Excerpted passage:
• • • • • • •
Phil Kozel examines the social and economic impacts of pirates throughout time—from Blackbeard to black-market bit streamers.

Posted: 2016/01/28 by dearbalak in Links/Articles/Video

Source: Course Spotlight: Mysteries and Marvels of Piracy – Academics & Research – Rollins 360

But the topic seems to beg me to pirate the article right?!?

So here it is via the criminal magic of cut & paste ;p

Course Spotlight: Mysteries and Marvels of Piracy

Examining the social and economic impacts of pirates throughout time—from Blackbeard to black-market bit streamers.

Phil Kozel, associate professor of economics, leads his Mysteries and Marvels of Piracy class in a study of the economics and politics on ship. (Photo by Scott Cook)Phil Kozel, associate professor of economics, leads his Mysteries and Marvels of Piracy class in a study of the economics and politics on ship. (Photo by Scott Cook)

Ever streamed a movie before it hit theaters? Swiped a copyrighted photo for use in a PowerPoint? Downloaded “free” music?
• • • • • • •
Dataset extract:
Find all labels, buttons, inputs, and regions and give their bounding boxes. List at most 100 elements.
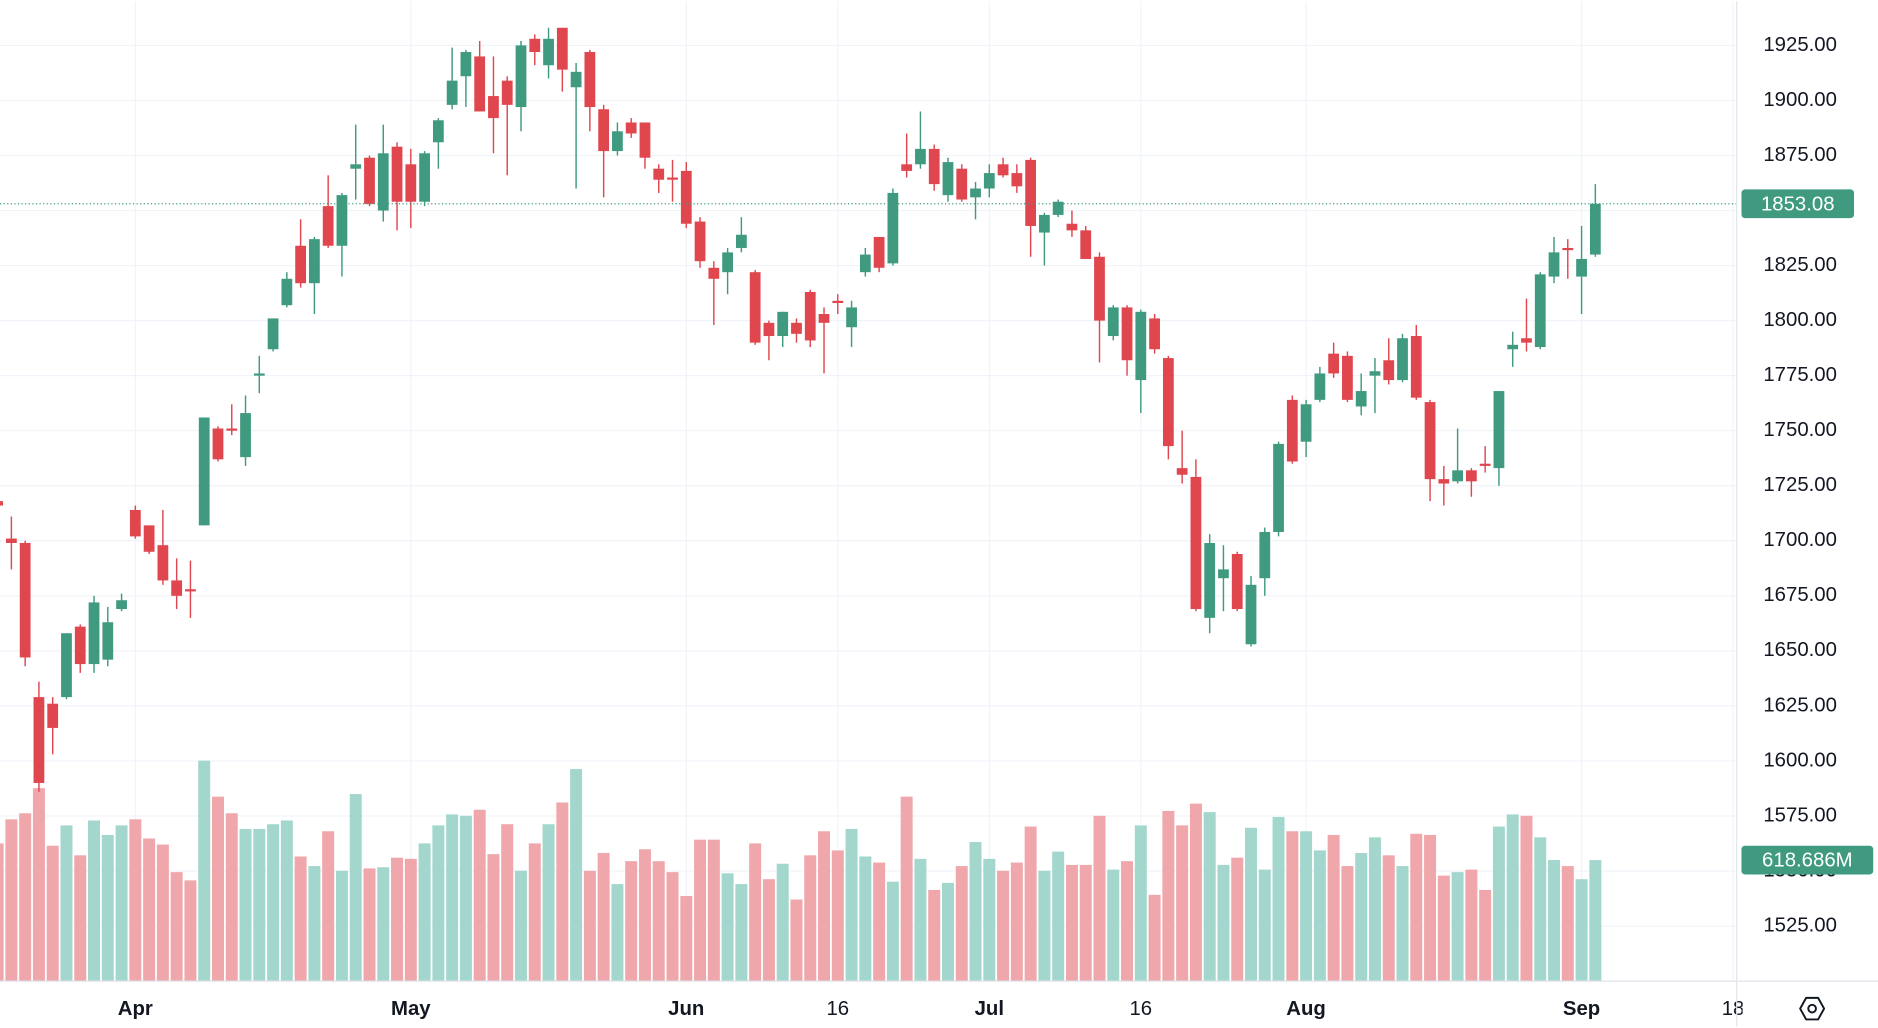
• • • • • • •
Tasks to perform:
[a] What is Phil Kozel's position, according to the piracy course spotlight?
[b] In the piracy course spotlight, turn the paragraph beginning "Ever streamed a movie" into a short list.
[c] Extend the piracy course spotlight past its final sentence.

Responses to the tasks:
[a] He is an associate professor of economics.

[b]
- Streaming a movie before it reaches theaters
- Taking a copyrighted photo to use in a PowerPoint
- Downloading "free" music

[c]
We might not be hoisting the Jolly Roger or plundering gold-laden treasure ships, but chances are we all have a little modern-day pirate in us.

Course Title

Mysteries and Marvels of Piracy

Instructor

Phil Kozel, associate professor of economics

Description

From the high seas to DVDs, this course explores maritime and digital piracy—acts that carry social and economic consequences, both good and bad. Beginning with the “golden age” of piracy in the Caribbean (early 1700s) to modern violations of intellectual property, students consider how piracy continues to exist and how it fundamentally changes society and culture.

“The class all knows about Capt. Jack Sparrow and the Hollywood version of pirates,” says Kozel, whose long beard exudes its own style of buccaneer bravado. “So it’s interesting for students to learn about the real historical figures. Where’d they come from? Why’d they do what they do? Pirates are a pretty remarkable group of people who don’t always fit the stereotypes.”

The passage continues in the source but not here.